Reproduce the records below in their entirety, character for character.

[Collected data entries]
* * *

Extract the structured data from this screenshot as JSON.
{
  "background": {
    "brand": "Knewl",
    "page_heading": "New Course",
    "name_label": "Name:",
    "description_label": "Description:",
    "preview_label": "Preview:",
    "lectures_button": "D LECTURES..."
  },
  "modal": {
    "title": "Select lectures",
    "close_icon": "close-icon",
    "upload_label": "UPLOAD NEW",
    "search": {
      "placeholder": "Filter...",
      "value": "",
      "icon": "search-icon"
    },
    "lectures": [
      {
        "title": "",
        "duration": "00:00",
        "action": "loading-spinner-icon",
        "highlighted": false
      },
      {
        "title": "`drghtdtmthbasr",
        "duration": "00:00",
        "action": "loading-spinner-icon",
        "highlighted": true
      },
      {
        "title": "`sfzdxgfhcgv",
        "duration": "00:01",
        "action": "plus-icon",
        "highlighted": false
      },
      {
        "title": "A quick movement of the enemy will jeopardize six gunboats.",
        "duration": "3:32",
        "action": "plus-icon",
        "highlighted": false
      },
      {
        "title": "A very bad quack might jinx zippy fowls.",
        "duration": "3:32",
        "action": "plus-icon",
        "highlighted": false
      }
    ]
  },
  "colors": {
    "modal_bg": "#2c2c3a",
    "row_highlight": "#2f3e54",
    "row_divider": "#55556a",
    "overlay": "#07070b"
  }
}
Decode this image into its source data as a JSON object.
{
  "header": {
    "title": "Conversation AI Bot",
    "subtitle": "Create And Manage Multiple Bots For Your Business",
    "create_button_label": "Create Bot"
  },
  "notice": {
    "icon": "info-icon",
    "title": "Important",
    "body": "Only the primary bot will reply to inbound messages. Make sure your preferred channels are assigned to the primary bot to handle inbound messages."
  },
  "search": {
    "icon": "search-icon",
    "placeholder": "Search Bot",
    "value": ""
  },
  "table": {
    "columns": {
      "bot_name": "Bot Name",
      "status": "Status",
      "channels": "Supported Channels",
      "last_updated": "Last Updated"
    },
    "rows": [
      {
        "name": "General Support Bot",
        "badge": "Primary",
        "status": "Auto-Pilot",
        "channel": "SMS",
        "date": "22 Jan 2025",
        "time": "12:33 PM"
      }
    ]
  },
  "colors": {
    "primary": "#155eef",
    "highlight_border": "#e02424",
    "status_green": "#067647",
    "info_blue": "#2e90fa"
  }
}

* * *

(Solved problem)
Extract the structured data from this screenshot as JSON.
{
  "background": {
    "brand": "Knewl",
    "page_heading": "New Course",
    "name_label": "Name:",
    "description_label": "Description:",
    "preview_label": "Preview:",
    "lectures_button": "D LECTURES..."
  },
  "modal": {
    "title": "Select lectures",
    "close_icon": "close-icon",
    "upload_label": "UPLOAD NEW",
    "search": {
      "placeholder": "Filter...",
      "value": "",
      "icon": "search-icon"
    },
    "lectures": [
      {
        "title": "",
        "duration": "00:00",
        "action": "loading-spinner-icon",
        "highlighted": false
      },
      {
        "title": "`drghtdtmthbasr",
        "duration": "00:00",
        "action": "loading-spinner-icon",
        "highlighted": true
      },
      {
        "title": "`sfzdxgfhcgv",
        "duration": "00:01",
        "action": "plus-icon",
        "highlighted": false
      },
      {
        "title": "A quick movement of the enemy will jeopardize six gunboats.",
        "duration": "3:32",
        "action": "plus-icon",
        "highlighted": false
      },
      {
        "title": "A very bad quack might jinx zippy fowls.",
        "duration": "3:32",
        "action": "plus-icon",
        "highlighted": false
      }
    ]
  },
  "colors": {
    "modal_bg": "#2c2c3a",
    "row_highlight": "#2f3e54",
    "row_divider": "#55556a",
    "overlay": "#07070b"
  }
}
Decode this image into its source data as a JSON object.
{
  "header": {
    "title": "Conversation AI Bot",
    "subtitle": "Create And Manage Multiple Bots For Your Business",
    "create_button_label": "Create Bot"
  },
  "notice": {
    "icon": "info-icon",
    "title": "Important",
    "body": "Only the primary bot will reply to inbound messages. Make sure your preferred channels are assigned to the primary bot to handle inbound messages."
  },
  "search": {
    "icon": "search-icon",
    "placeholder": "Search Bot",
    "value": ""
  },
  "table": {
    "columns": {
      "bot_name": "Bot Name",
      "status": "Status",
      "channels": "Supported Channels",
      "last_updated": "Last Updated"
    },
    "rows": [
      {
        "name": "General Support Bot",
        "badge": "Primary",
        "status": "Auto-Pilot",
        "channel": "SMS",
        "date": "22 Jan 2025",
        "time": "12:33 PM"
      }
    ]
  },
  "colors": {
    "primary": "#155eef",
    "highlight_border": "#e02424",
    "status_green": "#067647",
    "info_blue": "#2e90fa"
  }
}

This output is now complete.